>>>>>

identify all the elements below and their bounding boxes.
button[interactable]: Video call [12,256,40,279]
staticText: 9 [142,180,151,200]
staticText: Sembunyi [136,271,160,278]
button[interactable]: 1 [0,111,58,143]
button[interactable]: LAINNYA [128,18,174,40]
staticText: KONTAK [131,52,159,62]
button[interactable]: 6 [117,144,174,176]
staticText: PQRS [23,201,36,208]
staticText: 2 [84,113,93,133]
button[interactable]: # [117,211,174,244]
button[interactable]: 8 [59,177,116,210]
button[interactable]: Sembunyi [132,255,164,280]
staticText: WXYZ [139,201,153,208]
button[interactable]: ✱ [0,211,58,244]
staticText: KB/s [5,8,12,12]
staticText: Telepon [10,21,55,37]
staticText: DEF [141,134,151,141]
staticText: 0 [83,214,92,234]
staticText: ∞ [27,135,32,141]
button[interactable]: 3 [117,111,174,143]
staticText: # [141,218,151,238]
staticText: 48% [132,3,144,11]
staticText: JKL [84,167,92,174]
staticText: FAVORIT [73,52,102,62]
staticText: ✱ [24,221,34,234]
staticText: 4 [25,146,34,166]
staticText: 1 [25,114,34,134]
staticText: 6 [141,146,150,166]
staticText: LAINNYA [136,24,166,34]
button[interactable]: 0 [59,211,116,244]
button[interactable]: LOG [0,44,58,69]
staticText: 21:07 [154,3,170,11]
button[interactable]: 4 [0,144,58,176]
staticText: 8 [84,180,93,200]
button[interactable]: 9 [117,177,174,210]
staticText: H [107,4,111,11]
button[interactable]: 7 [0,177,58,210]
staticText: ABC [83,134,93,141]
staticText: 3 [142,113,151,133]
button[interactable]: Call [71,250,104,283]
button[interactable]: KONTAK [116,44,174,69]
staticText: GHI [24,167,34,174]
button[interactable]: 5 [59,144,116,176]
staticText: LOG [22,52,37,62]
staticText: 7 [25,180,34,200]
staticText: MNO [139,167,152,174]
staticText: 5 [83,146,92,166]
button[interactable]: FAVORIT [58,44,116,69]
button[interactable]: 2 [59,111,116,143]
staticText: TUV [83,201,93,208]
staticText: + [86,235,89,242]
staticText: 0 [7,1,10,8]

<<<<<

*What you need to do*: Format every line of the records as a JSON list of strings, one string per line, skipping any blank lines.

*Full output*:
[
  "identify all the elements below and their bounding boxes.",
  "button[interactable]: Video call [12,256,40,279]",
  "staticText: 9 [142,180,151,200]",
  "staticText: Sembunyi [136,271,160,278]",
  "button[interactable]: 1 [0,111,58,143]",
  "button[interactable]: LAINNYA [128,18,174,40]",
  "staticText: KONTAK [131,52,159,62]",
  "button[interactable]: 6 [117,144,174,176]",
  "staticText: PQRS [23,201,36,208]",
  "staticText: 2 [84,113,93,133]",
  "button[interactable]: # [117,211,174,244]",
  "button[interactable]: 8 [59,177,116,210]",
  "button[interactable]: Sembunyi [132,255,164,280]",
  "staticText: WXYZ [139,201,153,208]",
  "button[interactable]: ✱ [0,211,58,244]",
  "staticText: KB/s [5,8,12,12]",
  "staticText: Telepon [10,21,55,37]",
  "staticText: DEF [141,134,151,141]",
  "staticText: 0 [83,214,92,234]",
  "staticText: ∞ [27,135,32,141]",
  "button[interactable]: 3 [117,111,174,143]",
  "staticText: # [141,218,151,238]",
  "staticText: 48% [132,3,144,11]",
  "staticText: JKL [84,167,92,174]",
  "staticText: FAVORIT [73,52,102,62]",
  "staticText: ✱ [24,221,34,234]",
  "staticText: 4 [25,146,34,166]",
  "staticText: 1 [25,114,34,134]",
  "staticText: 6 [141,146,150,166]",
  "staticText: LAINNYA [136,24,166,34]",
  "button[interactable]: 0 [59,211,116,244]",
  "button[interactable]: LOG [0,44,58,69]",
  "staticText: 21:07 [154,3,170,11]",
  "button[interactable]: 4 [0,144,58,176]",
  "staticText: 8 [84,180,93,200]",
  "button[interactable]: 9 [117,177,174,210]",
  "staticText: H [107,4,111,11]",
  "button[interactable]: 7 [0,177,58,210]",
  "staticText: ABC [83,134,93,141]",
  "staticText: 3 [142,113,151,133]",
  "button[interactable]: Call [71,250,104,283]",
  "button[interactable]: KONTAK [116,44,174,69]",
  "staticText: GHI [24,167,34,174]",
  "button[interactable]: 5 [59,144,116,176]",
  "staticText: LOG [22,52,37,62]",
  "staticText: 7 [25,180,34,200]",
  "staticText: MNO [139,167,152,174]",
  "staticText: 5 [83,146,92,166]",
  "button[interactable]: FAVORIT [58,44,116,69]",
  "button[interactable]: 2 [59,111,116,143]",
  "staticText: TUV [83,201,93,208]",
  "staticText: + [86,235,89,242]",
  "staticText: 0 [7,1,10,8]"
]